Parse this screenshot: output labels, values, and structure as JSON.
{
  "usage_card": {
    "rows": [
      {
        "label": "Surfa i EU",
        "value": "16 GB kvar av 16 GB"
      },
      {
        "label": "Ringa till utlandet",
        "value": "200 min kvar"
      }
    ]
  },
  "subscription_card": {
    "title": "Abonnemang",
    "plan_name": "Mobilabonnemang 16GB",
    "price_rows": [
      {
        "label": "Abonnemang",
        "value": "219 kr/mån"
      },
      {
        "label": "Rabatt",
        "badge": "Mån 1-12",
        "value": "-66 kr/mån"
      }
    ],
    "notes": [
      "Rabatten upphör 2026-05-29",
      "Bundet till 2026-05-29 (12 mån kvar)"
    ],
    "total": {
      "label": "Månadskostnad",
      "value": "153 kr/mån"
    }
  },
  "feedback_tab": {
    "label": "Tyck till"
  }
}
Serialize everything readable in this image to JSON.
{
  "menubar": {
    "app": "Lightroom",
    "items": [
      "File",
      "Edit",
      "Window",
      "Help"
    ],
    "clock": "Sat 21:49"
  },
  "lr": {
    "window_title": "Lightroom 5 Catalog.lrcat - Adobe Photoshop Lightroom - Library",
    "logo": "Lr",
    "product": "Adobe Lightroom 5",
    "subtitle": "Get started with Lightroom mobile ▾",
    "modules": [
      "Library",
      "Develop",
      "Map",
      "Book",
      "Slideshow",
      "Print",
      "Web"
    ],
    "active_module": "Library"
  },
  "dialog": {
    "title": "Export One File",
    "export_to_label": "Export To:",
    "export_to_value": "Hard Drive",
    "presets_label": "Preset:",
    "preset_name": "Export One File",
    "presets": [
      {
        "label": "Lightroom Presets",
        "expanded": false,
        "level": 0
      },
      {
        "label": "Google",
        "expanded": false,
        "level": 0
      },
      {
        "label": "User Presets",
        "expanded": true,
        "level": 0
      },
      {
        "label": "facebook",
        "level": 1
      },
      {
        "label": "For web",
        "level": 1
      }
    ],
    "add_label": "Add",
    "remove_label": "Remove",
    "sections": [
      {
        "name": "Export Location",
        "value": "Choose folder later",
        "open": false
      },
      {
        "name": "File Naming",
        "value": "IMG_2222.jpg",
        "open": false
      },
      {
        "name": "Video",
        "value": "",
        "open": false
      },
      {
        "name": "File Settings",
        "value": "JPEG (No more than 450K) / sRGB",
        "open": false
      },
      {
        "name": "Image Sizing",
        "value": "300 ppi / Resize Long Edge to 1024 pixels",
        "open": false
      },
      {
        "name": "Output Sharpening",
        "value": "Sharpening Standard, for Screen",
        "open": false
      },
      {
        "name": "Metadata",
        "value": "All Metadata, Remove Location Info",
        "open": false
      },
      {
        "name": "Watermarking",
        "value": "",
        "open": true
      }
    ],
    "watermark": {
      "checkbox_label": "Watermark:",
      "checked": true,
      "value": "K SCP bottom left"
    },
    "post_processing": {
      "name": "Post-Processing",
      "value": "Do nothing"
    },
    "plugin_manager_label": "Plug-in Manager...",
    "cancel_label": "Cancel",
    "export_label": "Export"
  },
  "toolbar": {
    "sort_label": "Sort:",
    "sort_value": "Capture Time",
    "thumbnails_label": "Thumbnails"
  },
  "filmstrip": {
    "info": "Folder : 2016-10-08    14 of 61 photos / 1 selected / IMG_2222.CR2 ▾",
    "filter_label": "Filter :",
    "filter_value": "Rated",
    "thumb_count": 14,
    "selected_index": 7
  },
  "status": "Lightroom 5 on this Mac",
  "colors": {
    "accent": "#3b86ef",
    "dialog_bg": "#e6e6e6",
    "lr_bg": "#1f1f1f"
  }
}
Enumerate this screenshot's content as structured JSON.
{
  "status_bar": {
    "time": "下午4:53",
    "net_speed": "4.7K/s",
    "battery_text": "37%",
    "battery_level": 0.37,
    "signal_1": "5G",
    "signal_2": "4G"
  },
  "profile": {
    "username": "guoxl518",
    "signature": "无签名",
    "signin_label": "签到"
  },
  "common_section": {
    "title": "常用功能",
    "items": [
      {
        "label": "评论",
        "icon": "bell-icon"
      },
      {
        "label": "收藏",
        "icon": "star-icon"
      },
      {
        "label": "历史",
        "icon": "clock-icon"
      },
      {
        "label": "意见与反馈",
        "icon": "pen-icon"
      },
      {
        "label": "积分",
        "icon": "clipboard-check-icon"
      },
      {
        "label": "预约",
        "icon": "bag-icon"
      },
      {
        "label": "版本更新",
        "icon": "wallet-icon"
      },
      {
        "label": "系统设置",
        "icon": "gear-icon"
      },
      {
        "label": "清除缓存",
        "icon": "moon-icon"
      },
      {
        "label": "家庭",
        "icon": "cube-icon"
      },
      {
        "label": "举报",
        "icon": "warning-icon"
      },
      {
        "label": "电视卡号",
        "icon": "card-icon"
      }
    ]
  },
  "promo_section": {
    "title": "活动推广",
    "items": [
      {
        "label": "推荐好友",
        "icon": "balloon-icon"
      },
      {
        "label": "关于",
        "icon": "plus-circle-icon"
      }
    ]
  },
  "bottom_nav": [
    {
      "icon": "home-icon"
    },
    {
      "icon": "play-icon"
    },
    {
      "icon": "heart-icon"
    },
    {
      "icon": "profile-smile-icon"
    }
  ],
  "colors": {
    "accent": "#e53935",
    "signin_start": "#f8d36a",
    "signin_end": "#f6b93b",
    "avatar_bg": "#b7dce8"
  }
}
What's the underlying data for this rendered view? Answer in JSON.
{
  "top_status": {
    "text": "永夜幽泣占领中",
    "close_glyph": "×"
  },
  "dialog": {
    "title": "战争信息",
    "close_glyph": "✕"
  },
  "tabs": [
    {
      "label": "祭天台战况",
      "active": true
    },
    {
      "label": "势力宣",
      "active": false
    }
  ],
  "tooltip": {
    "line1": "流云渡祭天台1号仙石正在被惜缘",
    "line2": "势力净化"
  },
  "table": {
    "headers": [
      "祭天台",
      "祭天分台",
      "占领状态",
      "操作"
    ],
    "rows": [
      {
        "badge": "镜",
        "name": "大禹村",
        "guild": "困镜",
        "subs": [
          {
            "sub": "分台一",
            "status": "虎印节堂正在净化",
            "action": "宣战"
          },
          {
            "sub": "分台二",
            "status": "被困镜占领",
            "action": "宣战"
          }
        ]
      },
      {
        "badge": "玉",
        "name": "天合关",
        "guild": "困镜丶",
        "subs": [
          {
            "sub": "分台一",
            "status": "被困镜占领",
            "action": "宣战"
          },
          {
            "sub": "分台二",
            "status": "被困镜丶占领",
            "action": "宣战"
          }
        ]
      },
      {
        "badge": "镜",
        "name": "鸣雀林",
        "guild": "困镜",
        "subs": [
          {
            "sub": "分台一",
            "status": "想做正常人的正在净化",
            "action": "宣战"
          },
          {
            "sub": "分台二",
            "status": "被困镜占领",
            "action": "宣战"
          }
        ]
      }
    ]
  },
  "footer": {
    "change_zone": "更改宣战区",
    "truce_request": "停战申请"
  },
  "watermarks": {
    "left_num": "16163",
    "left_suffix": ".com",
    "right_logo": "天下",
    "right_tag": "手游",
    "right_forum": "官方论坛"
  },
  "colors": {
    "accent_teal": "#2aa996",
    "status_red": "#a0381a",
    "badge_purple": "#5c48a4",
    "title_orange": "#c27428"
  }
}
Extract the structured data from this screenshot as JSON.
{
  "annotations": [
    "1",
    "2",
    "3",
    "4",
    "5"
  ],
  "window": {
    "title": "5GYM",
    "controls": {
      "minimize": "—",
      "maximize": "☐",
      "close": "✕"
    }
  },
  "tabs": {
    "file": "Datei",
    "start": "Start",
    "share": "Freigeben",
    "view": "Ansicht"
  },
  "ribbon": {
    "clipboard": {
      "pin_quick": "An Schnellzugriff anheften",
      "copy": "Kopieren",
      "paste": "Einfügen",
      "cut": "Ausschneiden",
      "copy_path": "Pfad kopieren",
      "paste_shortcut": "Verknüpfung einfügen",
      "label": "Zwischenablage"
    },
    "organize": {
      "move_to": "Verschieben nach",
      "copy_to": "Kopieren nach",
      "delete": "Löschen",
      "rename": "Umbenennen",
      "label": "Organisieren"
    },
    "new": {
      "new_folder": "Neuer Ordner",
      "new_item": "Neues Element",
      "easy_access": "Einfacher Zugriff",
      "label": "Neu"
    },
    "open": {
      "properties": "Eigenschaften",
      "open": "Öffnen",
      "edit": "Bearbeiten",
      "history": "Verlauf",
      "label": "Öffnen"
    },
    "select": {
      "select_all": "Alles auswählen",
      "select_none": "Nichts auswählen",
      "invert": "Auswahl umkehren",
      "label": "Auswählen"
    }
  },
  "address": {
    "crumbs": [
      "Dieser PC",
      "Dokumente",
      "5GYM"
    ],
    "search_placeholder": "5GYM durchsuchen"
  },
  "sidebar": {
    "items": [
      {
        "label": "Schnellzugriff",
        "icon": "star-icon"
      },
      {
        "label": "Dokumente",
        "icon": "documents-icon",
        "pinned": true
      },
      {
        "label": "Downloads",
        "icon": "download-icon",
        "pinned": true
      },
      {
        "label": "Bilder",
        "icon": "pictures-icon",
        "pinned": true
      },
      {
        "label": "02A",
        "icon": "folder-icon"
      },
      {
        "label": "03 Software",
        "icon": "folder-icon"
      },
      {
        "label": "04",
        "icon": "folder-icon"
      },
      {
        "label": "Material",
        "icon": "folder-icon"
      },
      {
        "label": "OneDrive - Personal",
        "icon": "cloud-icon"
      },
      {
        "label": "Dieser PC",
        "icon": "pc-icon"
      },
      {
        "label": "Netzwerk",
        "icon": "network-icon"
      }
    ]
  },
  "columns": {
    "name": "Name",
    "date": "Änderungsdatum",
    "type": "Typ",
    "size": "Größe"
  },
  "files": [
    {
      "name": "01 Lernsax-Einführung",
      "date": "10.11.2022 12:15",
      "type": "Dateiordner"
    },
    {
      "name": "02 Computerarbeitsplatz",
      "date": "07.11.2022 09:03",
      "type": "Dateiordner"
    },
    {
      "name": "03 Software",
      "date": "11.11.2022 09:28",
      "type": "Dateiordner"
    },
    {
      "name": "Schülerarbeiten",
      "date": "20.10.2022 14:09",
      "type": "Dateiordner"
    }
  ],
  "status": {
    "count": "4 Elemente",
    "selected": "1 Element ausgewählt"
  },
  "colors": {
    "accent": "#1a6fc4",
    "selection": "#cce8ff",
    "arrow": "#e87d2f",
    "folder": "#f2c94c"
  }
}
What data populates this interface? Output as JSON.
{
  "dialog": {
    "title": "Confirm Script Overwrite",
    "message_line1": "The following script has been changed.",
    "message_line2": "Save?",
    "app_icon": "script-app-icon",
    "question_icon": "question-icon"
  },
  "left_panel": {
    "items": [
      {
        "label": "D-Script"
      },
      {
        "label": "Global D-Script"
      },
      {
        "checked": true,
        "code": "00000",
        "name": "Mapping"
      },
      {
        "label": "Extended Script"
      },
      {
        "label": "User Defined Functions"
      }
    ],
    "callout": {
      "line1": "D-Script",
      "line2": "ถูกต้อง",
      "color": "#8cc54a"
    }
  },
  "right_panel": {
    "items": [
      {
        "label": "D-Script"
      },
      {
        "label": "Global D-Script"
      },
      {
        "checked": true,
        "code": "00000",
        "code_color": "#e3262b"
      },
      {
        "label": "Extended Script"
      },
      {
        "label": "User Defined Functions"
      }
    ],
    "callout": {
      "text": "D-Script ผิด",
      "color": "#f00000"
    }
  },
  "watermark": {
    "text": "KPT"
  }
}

....................

» EXERCISE DETAILS
In the entries above, find the line containing "What data populates". Set down that line and every line after it through the last one, exactly and alone.

» RESULT FOR THIS TASK
What data populates this interface? Output as JSON.
{
  "dialog": {
    "title": "Confirm Script Overwrite",
    "message_line1": "The following script has been changed.",
    "message_line2": "Save?",
    "app_icon": "script-app-icon",
    "question_icon": "question-icon"
  },
  "left_panel": {
    "items": [
      {
        "label": "D-Script"
      },
      {
        "label": "Global D-Script"
      },
      {
        "checked": true,
        "code": "00000",
        "name": "Mapping"
      },
      {
        "label": "Extended Script"
      },
      {
        "label": "User Defined Functions"
      }
    ],
    "callout": {
      "line1": "D-Script",
      "line2": "ถูกต้อง",
      "color": "#8cc54a"
    }
  },
  "right_panel": {
    "items": [
      {
        "label": "D-Script"
      },
      {
        "label": "Global D-Script"
      },
      {
        "checked": true,
        "code": "00000",
        "code_color": "#e3262b"
      },
      {
        "label": "Extended Script"
      },
      {
        "label": "User Defined Functions"
      }
    ],
    "callout": {
      "text": "D-Script ผิด",
      "color": "#f00000"
    }
  },
  "watermark": {
    "text": "KPT"
  }
}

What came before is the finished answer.